### Exercise materials
[START]

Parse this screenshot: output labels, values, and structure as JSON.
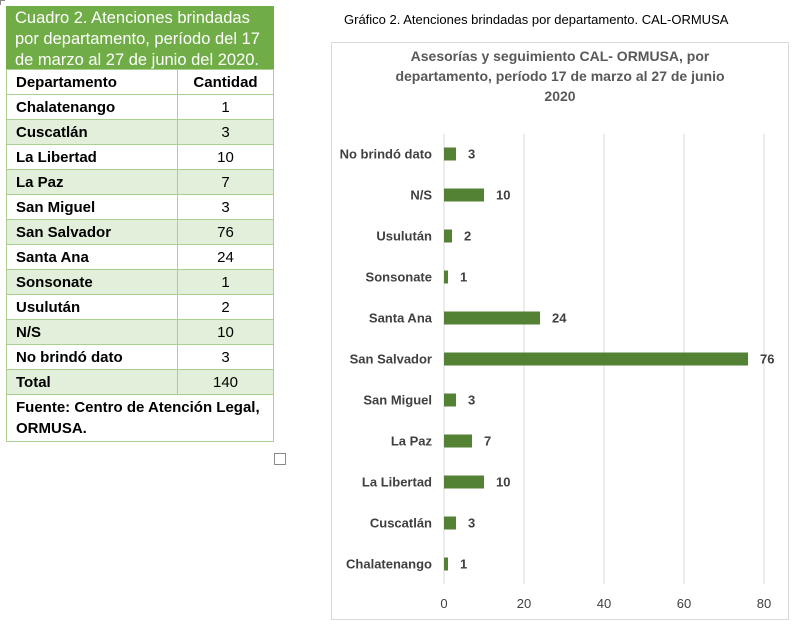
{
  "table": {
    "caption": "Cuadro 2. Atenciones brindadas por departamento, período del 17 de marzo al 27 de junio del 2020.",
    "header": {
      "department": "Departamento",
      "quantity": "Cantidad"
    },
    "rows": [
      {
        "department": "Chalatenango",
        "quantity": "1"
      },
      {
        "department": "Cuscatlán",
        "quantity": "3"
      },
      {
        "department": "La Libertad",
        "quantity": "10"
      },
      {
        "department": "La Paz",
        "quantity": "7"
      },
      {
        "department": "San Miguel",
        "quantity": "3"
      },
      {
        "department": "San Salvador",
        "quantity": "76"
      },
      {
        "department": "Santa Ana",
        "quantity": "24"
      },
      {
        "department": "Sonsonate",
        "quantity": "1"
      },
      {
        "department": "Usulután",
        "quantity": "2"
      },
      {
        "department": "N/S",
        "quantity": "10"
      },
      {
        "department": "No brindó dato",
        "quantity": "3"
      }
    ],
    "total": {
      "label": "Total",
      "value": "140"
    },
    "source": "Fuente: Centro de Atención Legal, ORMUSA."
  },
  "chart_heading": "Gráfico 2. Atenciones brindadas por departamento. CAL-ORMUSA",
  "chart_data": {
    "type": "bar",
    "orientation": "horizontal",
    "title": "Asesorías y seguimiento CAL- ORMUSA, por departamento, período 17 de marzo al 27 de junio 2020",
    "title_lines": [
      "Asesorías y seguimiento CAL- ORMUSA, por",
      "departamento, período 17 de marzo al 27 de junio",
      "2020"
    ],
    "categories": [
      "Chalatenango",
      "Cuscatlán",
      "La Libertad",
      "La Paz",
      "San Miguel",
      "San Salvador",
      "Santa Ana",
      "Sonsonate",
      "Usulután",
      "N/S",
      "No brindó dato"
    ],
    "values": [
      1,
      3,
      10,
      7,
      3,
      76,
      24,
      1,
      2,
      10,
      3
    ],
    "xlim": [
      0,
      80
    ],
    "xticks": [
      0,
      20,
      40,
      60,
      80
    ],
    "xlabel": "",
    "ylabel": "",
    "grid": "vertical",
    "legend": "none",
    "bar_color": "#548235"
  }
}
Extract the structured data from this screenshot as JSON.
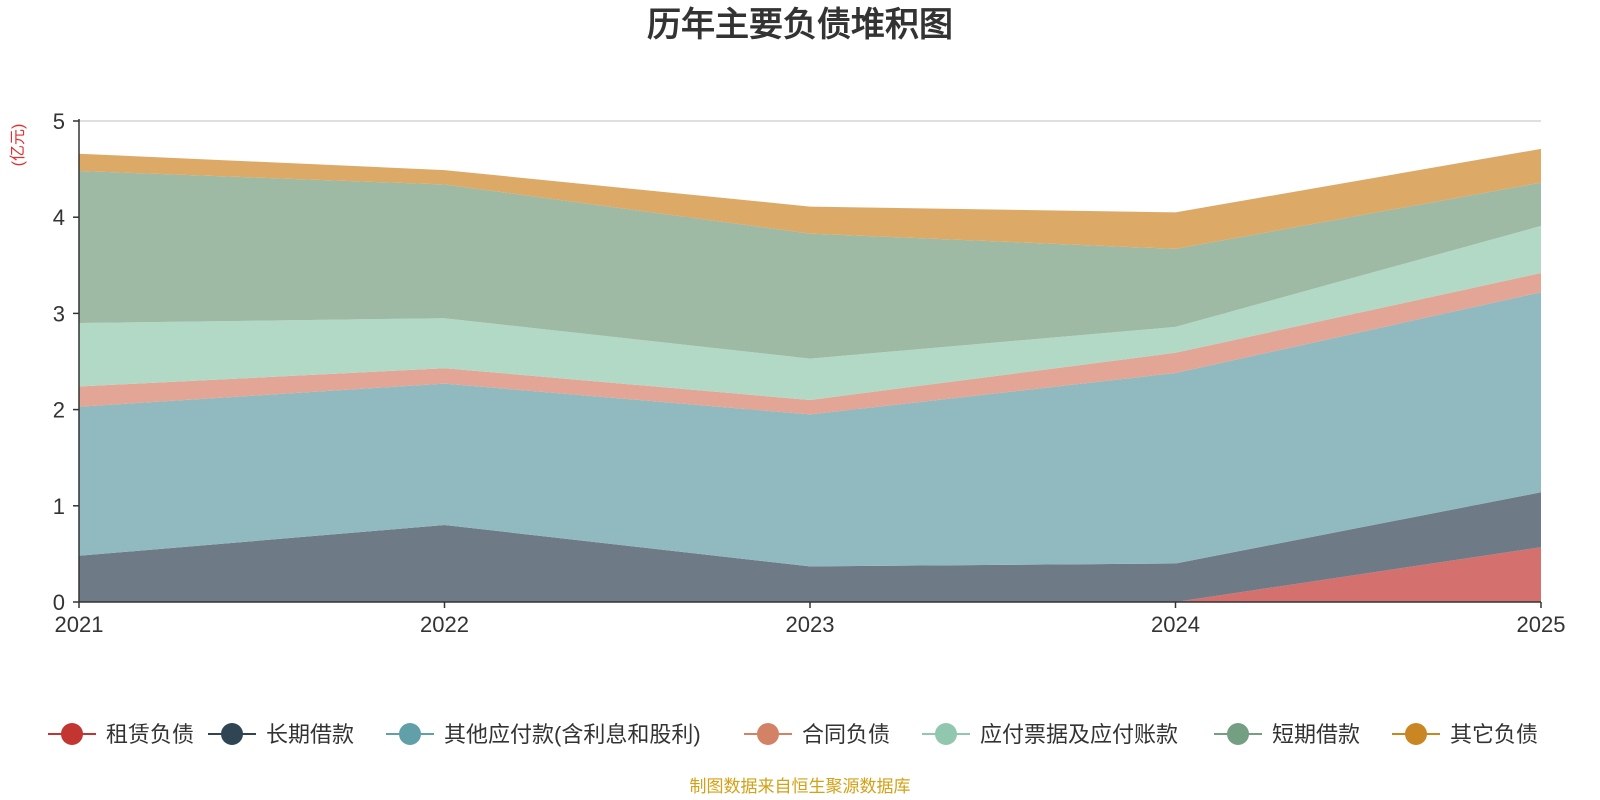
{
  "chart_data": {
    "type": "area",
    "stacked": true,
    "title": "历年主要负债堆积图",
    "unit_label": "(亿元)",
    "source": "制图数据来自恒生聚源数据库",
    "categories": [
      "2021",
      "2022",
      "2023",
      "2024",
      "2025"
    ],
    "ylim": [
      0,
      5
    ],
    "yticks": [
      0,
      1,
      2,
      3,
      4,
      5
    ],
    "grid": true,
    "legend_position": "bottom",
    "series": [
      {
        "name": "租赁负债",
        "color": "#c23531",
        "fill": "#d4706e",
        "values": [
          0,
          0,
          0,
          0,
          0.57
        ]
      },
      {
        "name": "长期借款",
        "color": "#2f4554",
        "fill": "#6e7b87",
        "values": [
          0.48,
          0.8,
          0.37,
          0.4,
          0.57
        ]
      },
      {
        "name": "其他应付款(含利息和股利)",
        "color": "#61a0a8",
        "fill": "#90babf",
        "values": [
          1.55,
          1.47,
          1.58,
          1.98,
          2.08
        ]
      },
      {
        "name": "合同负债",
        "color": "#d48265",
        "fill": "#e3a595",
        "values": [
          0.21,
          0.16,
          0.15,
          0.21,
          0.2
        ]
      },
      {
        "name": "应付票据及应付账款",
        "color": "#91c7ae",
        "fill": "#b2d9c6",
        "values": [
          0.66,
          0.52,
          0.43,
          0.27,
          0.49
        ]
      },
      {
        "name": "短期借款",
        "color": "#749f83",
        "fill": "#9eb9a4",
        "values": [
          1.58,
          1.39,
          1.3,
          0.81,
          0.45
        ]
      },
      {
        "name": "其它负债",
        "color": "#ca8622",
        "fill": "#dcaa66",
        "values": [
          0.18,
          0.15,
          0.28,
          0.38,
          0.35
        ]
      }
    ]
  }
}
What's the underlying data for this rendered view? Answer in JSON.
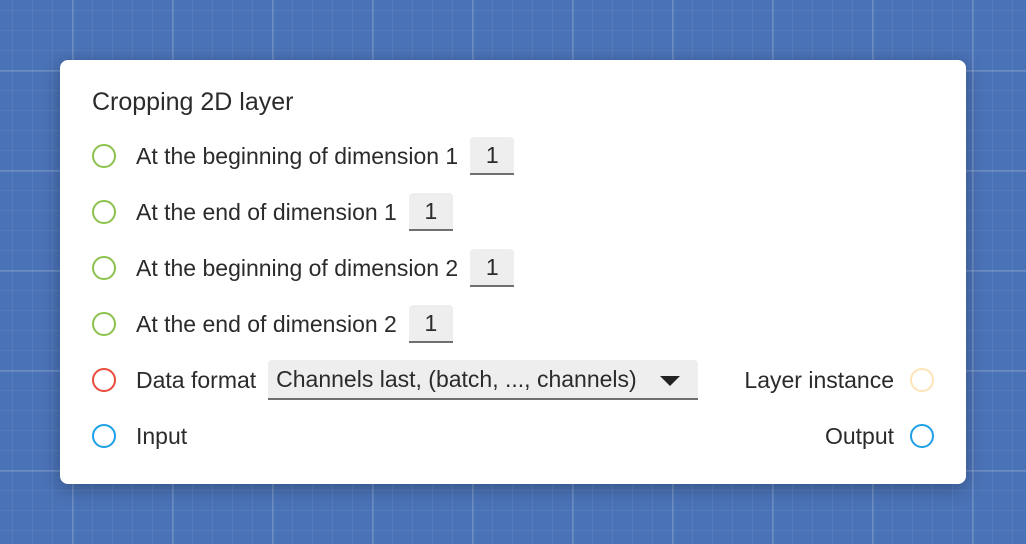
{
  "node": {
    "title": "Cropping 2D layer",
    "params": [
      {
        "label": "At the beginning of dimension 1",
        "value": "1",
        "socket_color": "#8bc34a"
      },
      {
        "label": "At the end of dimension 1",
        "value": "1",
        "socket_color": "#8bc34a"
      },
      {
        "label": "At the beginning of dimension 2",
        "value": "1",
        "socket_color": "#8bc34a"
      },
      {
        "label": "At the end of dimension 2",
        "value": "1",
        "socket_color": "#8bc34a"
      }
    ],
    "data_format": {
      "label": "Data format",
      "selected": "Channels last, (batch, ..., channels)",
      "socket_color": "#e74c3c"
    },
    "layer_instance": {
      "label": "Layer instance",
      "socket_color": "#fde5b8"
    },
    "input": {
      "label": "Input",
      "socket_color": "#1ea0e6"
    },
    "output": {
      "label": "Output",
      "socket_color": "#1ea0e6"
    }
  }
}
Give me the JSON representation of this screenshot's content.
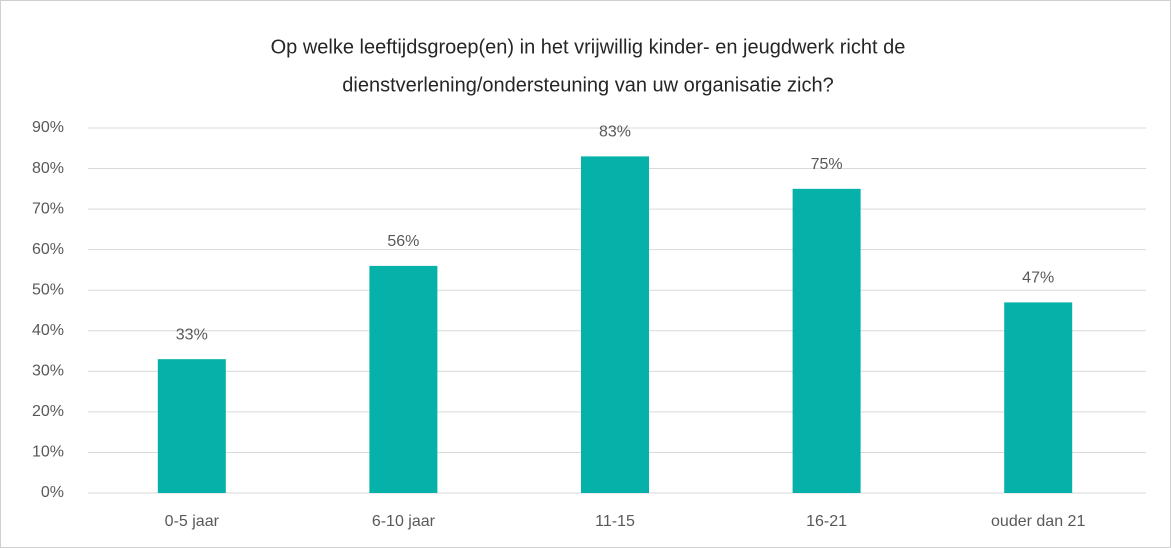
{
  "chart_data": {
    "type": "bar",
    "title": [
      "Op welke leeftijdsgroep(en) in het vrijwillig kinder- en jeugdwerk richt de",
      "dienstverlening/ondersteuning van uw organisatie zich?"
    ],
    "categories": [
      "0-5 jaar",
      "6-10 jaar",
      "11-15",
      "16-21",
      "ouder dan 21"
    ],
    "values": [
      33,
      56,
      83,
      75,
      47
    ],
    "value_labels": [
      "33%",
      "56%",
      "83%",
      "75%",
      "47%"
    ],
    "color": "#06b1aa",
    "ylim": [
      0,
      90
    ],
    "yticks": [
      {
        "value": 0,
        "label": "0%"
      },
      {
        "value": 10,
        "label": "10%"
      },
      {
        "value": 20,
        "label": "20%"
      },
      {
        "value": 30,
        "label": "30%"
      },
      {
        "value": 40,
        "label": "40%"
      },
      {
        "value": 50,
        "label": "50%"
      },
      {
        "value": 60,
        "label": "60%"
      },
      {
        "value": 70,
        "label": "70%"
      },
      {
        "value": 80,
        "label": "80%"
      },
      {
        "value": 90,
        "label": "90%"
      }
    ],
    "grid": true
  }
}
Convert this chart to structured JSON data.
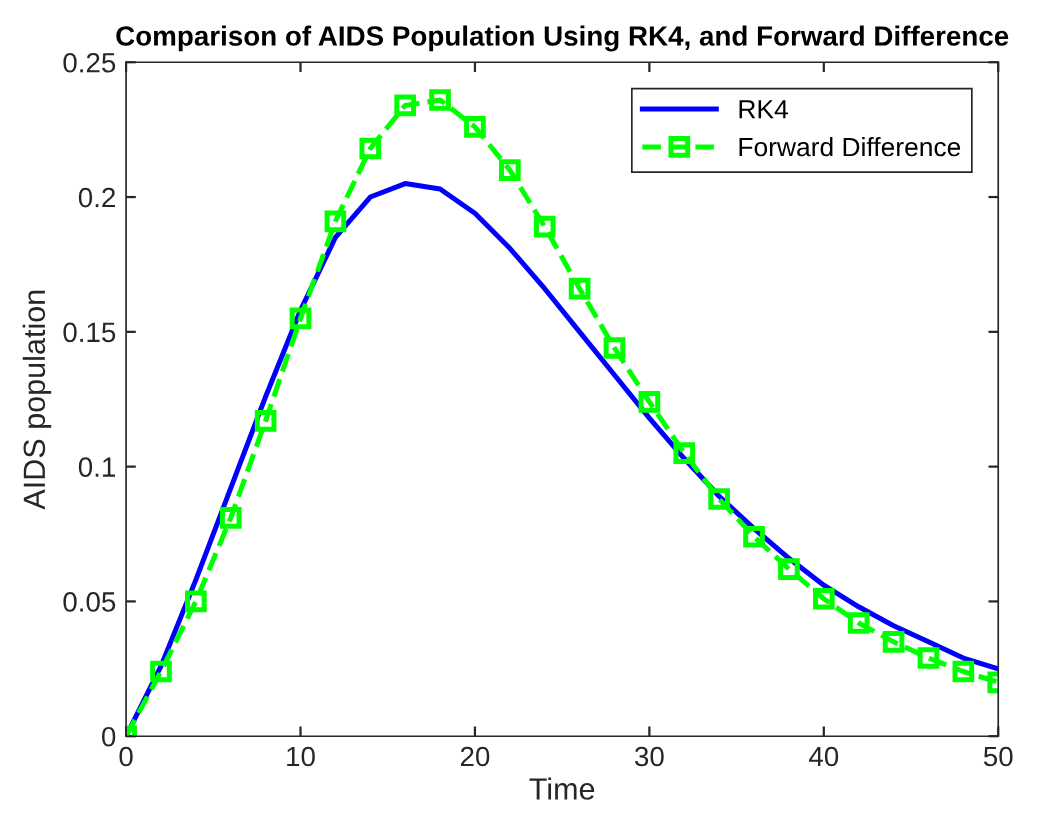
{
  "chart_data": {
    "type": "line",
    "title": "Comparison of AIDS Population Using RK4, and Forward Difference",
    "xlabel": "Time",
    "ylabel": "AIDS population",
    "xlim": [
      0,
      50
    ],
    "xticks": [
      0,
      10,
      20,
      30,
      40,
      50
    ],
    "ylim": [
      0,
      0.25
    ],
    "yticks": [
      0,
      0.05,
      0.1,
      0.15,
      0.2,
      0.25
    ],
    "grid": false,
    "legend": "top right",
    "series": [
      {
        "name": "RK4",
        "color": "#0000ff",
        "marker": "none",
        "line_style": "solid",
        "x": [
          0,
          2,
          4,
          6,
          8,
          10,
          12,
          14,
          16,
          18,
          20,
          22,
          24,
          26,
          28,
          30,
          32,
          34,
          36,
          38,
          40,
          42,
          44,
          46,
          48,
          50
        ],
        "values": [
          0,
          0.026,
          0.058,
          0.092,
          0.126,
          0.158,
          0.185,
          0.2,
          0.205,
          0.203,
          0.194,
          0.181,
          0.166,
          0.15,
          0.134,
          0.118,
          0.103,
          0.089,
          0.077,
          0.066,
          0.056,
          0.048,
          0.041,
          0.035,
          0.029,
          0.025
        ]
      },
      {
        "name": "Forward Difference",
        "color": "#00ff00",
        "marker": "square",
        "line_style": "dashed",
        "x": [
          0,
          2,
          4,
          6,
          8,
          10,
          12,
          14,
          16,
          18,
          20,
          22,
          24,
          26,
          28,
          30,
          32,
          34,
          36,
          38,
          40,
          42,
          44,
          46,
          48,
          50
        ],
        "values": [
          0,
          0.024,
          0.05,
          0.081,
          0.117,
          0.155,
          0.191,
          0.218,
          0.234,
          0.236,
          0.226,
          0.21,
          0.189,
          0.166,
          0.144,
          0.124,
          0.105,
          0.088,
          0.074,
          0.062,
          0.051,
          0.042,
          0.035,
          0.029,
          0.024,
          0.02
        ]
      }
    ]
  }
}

[END]

### Given instruction
Identify and extract each line of the listing that contains "período".

### Answer
    "caption": "Cuadro 2. Atenciones brindadas por departamento, período del 17 de marzo al 27 de junio del 2020.",
    "title": "Asesorías y seguimiento CAL- ORMUSA, por departamento, período 17 de marzo al 27 de junio 2020",
      "departamento, período 17 de marzo al 27 de junio",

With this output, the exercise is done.